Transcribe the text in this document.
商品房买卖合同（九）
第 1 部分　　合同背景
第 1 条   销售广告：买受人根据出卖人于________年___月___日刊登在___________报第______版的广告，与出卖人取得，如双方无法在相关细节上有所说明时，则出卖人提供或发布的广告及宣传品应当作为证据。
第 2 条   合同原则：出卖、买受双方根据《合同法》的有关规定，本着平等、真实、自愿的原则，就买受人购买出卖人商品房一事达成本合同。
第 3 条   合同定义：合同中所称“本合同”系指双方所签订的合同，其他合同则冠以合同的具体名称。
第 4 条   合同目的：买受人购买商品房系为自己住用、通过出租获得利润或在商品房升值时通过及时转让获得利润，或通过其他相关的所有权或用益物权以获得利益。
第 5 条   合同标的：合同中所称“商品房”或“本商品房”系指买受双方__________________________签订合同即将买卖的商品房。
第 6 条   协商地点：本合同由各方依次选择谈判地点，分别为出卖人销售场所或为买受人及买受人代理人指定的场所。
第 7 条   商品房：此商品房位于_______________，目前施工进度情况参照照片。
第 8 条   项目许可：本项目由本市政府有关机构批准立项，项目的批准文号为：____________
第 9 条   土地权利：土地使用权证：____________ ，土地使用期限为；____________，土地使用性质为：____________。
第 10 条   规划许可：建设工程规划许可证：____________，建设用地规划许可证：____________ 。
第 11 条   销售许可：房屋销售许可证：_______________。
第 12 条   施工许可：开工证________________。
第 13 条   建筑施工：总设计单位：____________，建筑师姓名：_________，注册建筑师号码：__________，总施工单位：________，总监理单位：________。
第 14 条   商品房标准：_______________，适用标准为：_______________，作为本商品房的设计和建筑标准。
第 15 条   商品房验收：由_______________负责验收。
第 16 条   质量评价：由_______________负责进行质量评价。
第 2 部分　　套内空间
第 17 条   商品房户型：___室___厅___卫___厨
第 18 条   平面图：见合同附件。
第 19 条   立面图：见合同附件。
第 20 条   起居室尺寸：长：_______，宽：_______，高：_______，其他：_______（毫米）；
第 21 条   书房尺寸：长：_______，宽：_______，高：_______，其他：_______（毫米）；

——————

• [Given task]: Using the exact wording, write out all of the records.

• [Problem solution]:
Transcribe the text in this document.
商品房买卖合同（九）
第 1 部分　　合同背景
第 1 条   销售广告：买受人根据出卖人于________年___月___日刊登在___________报第______版的广告，与出卖人取得，如双方无法在相关细节上有所说明时，则出卖人提供或发布的广告及宣传品应当作为证据。
第 2 条   合同原则：出卖、买受双方根据《合同法》的有关规定，本着平等、真实、自愿的原则，就买受人购买出卖人商品房一事达成本合同。
第 3 条   合同定义：合同中所称“本合同”系指双方所签订的合同，其他合同则冠以合同的具体名称。
第 4 条   合同目的：买受人购买商品房系为自己住用、通过出租获得利润或在商品房升值时通过及时转让获得利润，或通过其他相关的所有权或用益物权以获得利益。
第 5 条   合同标的：合同中所称“商品房”或“本商品房”系指买受双方__________________________签订合同即将买卖的商品房。
第 6 条   协商地点：本合同由各方依次选择谈判地点，分别为出卖人销售场所或为买受人及买受人代理人指定的场所。
第 7 条   商品房：此商品房位于_______________，目前施工进度情况参照照片。
第 8 条   项目许可：本项目由本市政府有关机构批准立项，项目的批准文号为：____________
第 9 条   土地权利：土地使用权证：____________ ，土地使用期限为；____________，土地使用性质为：____________。
第 10 条   规划许可：建设工程规划许可证：____________，建设用地规划许可证：____________ 。
第 11 条   销售许可：房屋销售许可证：_______________。
第 12 条   施工许可：开工证________________。
第 13 条   建筑施工：总设计单位：____________，建筑师姓名：_________，注册建筑师号码：__________，总施工单位：________，总监理单位：________。
第 14 条   商品房标准：_______________，适用标准为：_______________，作为本商品房的设计和建筑标准。
第 15 条   商品房验收：由_______________负责验收。
第 16 条   质量评价：由_______________负责进行质量评价。
第 2 部分　　套内空间
第 17 条   商品房户型：___室___厅___卫___厨
第 18 条   平面图：见合同附件。
第 19 条   立面图：见合同附件。
第 20 条   起居室尺寸：长：_______，宽：_______，高：_______，其他：_______（毫米）；
第 21 条   书房尺寸：长：_______，宽：_______，高：_______，其他：_______（毫米）；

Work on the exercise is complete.